## Directions for this task:
Pick out every line in the rows below that contains the string "DOMO小组任务列表", matching case, and copy each one.

>>

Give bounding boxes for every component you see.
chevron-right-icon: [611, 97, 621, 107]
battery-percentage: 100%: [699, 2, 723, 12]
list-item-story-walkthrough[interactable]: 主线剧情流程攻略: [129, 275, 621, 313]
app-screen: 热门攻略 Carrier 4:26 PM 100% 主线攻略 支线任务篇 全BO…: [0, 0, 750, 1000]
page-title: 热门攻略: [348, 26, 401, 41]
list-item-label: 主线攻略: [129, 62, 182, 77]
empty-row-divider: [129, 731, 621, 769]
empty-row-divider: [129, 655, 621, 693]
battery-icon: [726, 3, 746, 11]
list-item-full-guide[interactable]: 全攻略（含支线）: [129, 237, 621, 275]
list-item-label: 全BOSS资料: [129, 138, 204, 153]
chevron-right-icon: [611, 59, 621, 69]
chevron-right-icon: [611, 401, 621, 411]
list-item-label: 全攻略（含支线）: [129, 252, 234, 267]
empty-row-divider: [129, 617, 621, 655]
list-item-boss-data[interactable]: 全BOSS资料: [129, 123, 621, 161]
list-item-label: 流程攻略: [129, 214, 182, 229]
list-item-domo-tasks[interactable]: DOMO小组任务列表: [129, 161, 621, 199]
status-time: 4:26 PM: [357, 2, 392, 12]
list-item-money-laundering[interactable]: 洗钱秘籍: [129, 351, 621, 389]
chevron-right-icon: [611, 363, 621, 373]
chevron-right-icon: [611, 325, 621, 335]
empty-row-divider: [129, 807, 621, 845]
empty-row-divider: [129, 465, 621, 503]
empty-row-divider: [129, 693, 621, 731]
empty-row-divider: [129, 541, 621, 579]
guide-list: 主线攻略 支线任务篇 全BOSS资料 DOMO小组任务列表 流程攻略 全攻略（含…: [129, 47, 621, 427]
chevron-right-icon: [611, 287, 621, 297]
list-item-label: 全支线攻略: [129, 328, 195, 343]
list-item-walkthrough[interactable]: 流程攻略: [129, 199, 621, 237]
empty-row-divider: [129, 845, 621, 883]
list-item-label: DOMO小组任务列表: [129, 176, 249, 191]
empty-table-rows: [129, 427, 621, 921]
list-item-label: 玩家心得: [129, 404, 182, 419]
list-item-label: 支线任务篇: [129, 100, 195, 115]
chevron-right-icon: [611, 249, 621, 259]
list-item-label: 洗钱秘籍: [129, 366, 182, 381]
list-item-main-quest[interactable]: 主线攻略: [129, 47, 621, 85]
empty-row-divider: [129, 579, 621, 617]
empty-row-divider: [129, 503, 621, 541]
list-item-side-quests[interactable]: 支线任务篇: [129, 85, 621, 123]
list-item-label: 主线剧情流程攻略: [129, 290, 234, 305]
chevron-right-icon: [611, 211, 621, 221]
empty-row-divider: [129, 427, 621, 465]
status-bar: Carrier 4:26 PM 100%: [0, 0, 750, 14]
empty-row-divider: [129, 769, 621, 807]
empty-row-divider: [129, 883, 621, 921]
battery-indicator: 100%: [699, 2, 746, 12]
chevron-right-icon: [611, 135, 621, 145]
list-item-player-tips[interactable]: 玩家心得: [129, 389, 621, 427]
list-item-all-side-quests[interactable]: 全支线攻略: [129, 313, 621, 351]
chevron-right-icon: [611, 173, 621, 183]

<<

## Problem solution:
list-item-domo-tasks[interactable]: DOMO小组任务列表: [129, 161, 621, 199]
guide-list: 主线攻略 支线任务篇 全BOSS资料 DOMO小组任务列表 流程攻略 全攻略（含…: [129, 47, 621, 427]
list-item-label: DOMO小组任务列表: [129, 176, 249, 191]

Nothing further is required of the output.